Figure data in JSON
┌──
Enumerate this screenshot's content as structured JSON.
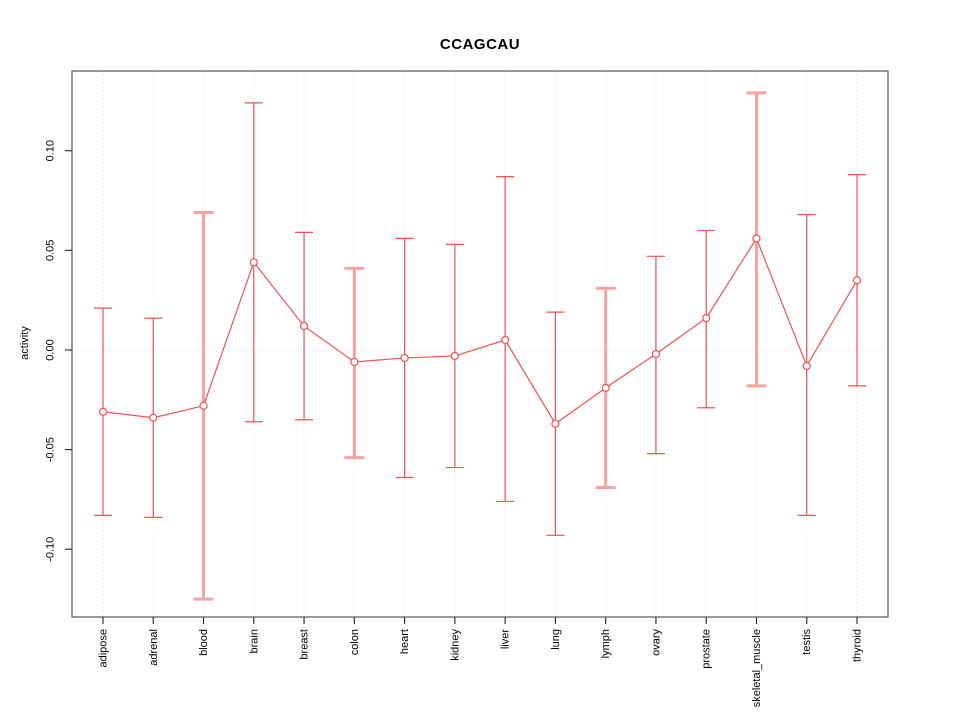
{
  "title": "CCAGCAU",
  "chart_data": {
    "type": "line",
    "title": "CCAGCAU",
    "xlabel": "",
    "ylabel": "activity",
    "legend": "none",
    "grid": "vertical-dotted-plus-zero-line",
    "categories": [
      "adipose",
      "adrenal",
      "blood",
      "brain",
      "breast",
      "colon",
      "heart",
      "kidney",
      "liver",
      "lung",
      "lymph",
      "ovary",
      "prostate",
      "skeletal_muscle",
      "testis",
      "thyroid"
    ],
    "series": [
      {
        "name": "activity",
        "values": [
          -0.031,
          -0.034,
          -0.028,
          0.044,
          0.012,
          -0.006,
          -0.004,
          -0.003,
          0.005,
          -0.037,
          -0.019,
          -0.002,
          0.016,
          0.056,
          -0.008,
          0.035
        ]
      }
    ],
    "error_low": [
      -0.083,
      -0.084,
      -0.125,
      -0.036,
      -0.035,
      -0.054,
      -0.064,
      -0.059,
      -0.076,
      -0.093,
      -0.069,
      -0.052,
      -0.029,
      -0.018,
      -0.083,
      -0.018
    ],
    "error_high": [
      0.021,
      0.016,
      0.069,
      0.124,
      0.059,
      0.041,
      0.056,
      0.053,
      0.087,
      0.019,
      0.031,
      0.047,
      0.06,
      0.129,
      0.068,
      0.088
    ],
    "thick_categories": [
      "blood",
      "colon",
      "lymph",
      "skeletal_muscle"
    ],
    "y_ticks": [
      -0.1,
      -0.05,
      0.0,
      0.05,
      0.1
    ],
    "y_tick_labels": [
      "-0.10",
      "-0.05",
      "0.00",
      "0.05",
      "0.10"
    ],
    "ylim": [
      -0.134,
      0.14
    ],
    "marker": "open-circle",
    "colors": {
      "line": "#ee5252",
      "thick_bar": "#f8a2a2",
      "grid": "#d9d9d9",
      "border": "#555555",
      "tick": "#333333",
      "text": "#000000"
    }
  }
}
└──
_Aim of the task_. Restate each of the entries above word for word and skip every image.

_Written reply_.
Enumerate this screenshot's content as structured JSON.
{
  "title": "CCAGCAU",
  "chart_data": {
    "type": "line",
    "title": "CCAGCAU",
    "xlabel": "",
    "ylabel": "activity",
    "legend": "none",
    "grid": "vertical-dotted-plus-zero-line",
    "categories": [
      "adipose",
      "adrenal",
      "blood",
      "brain",
      "breast",
      "colon",
      "heart",
      "kidney",
      "liver",
      "lung",
      "lymph",
      "ovary",
      "prostate",
      "skeletal_muscle",
      "testis",
      "thyroid"
    ],
    "series": [
      {
        "name": "activity",
        "values": [
          -0.031,
          -0.034,
          -0.028,
          0.044,
          0.012,
          -0.006,
          -0.004,
          -0.003,
          0.005,
          -0.037,
          -0.019,
          -0.002,
          0.016,
          0.056,
          -0.008,
          0.035
        ]
      }
    ],
    "error_low": [
      -0.083,
      -0.084,
      -0.125,
      -0.036,
      -0.035,
      -0.054,
      -0.064,
      -0.059,
      -0.076,
      -0.093,
      -0.069,
      -0.052,
      -0.029,
      -0.018,
      -0.083,
      -0.018
    ],
    "error_high": [
      0.021,
      0.016,
      0.069,
      0.124,
      0.059,
      0.041,
      0.056,
      0.053,
      0.087,
      0.019,
      0.031,
      0.047,
      0.06,
      0.129,
      0.068,
      0.088
    ],
    "thick_categories": [
      "blood",
      "colon",
      "lymph",
      "skeletal_muscle"
    ],
    "y_ticks": [
      -0.1,
      -0.05,
      0.0,
      0.05,
      0.1
    ],
    "y_tick_labels": [
      "-0.10",
      "-0.05",
      "0.00",
      "0.05",
      "0.10"
    ],
    "ylim": [
      -0.134,
      0.14
    ],
    "marker": "open-circle",
    "colors": {
      "line": "#ee5252",
      "thick_bar": "#f8a2a2",
      "grid": "#d9d9d9",
      "border": "#555555",
      "tick": "#333333",
      "text": "#000000"
    }
  }
}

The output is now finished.